» **Task input**
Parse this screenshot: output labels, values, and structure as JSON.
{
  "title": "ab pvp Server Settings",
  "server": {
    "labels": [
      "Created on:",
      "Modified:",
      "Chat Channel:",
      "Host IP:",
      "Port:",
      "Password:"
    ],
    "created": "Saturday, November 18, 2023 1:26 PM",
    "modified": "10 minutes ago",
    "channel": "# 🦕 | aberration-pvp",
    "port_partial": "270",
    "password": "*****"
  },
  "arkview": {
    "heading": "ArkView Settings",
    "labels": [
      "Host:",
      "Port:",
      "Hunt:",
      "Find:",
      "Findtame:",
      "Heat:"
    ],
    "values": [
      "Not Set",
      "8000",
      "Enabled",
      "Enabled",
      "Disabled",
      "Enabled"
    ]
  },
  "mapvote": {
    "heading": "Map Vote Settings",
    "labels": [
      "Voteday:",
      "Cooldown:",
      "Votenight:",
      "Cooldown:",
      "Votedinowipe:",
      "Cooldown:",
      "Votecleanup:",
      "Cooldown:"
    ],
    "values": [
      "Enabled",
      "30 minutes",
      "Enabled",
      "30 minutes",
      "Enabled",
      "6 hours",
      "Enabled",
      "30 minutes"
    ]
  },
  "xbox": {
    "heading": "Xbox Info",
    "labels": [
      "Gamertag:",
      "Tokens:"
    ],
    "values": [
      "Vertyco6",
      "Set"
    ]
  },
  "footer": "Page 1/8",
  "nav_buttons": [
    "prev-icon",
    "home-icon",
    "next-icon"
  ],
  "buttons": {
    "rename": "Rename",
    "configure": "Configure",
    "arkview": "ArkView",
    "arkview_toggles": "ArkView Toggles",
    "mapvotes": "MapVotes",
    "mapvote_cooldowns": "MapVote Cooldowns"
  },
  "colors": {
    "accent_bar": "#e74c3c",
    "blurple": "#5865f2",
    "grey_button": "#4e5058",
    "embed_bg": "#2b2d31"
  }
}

» **What to do**
Repeat the whole listing exactly, keeping every line intact.

» **Output for this task**
Parse this screenshot: output labels, values, and structure as JSON.
{
  "title": "ab pvp Server Settings",
  "server": {
    "labels": [
      "Created on:",
      "Modified:",
      "Chat Channel:",
      "Host IP:",
      "Port:",
      "Password:"
    ],
    "created": "Saturday, November 18, 2023 1:26 PM",
    "modified": "10 minutes ago",
    "channel": "# 🦕 | aberration-pvp",
    "port_partial": "270",
    "password": "*****"
  },
  "arkview": {
    "heading": "ArkView Settings",
    "labels": [
      "Host:",
      "Port:",
      "Hunt:",
      "Find:",
      "Findtame:",
      "Heat:"
    ],
    "values": [
      "Not Set",
      "8000",
      "Enabled",
      "Enabled",
      "Disabled",
      "Enabled"
    ]
  },
  "mapvote": {
    "heading": "Map Vote Settings",
    "labels": [
      "Voteday:",
      "Cooldown:",
      "Votenight:",
      "Cooldown:",
      "Votedinowipe:",
      "Cooldown:",
      "Votecleanup:",
      "Cooldown:"
    ],
    "values": [
      "Enabled",
      "30 minutes",
      "Enabled",
      "30 minutes",
      "Enabled",
      "6 hours",
      "Enabled",
      "30 minutes"
    ]
  },
  "xbox": {
    "heading": "Xbox Info",
    "labels": [
      "Gamertag:",
      "Tokens:"
    ],
    "values": [
      "Vertyco6",
      "Set"
    ]
  },
  "footer": "Page 1/8",
  "nav_buttons": [
    "prev-icon",
    "home-icon",
    "next-icon"
  ],
  "buttons": {
    "rename": "Rename",
    "configure": "Configure",
    "arkview": "ArkView",
    "arkview_toggles": "ArkView Toggles",
    "mapvotes": "MapVotes",
    "mapvote_cooldowns": "MapVote Cooldowns"
  },
  "colors": {
    "accent_bar": "#e74c3c",
    "blurple": "#5865f2",
    "grey_button": "#4e5058",
    "embed_bg": "#2b2d31"
  }
}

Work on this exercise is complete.